### Data section
_ _ _ _ _ _ _

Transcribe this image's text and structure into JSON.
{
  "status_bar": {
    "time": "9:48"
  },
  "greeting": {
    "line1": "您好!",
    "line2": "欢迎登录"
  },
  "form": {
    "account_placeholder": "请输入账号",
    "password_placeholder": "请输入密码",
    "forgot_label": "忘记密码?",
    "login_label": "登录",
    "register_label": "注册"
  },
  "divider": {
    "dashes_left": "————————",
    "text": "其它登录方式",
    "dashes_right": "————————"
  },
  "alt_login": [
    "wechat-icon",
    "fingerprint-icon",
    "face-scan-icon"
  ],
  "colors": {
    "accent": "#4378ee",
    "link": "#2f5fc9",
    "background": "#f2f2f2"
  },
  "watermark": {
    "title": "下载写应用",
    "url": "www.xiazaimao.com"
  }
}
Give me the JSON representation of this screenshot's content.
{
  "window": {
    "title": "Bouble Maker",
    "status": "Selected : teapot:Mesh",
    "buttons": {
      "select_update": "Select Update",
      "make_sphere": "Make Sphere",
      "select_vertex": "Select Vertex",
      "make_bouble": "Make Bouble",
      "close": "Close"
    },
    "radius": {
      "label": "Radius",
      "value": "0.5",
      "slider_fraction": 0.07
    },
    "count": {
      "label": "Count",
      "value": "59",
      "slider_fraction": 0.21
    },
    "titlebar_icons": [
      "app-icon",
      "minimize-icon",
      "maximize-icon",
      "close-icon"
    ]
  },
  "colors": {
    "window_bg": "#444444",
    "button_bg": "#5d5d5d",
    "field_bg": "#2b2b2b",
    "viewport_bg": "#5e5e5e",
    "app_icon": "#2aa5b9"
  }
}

_ _ _ _ _ _ _

### Goal
In the entries above, find the lines containing the word "this" and say how many there are, with no other words.

### Solved problem
2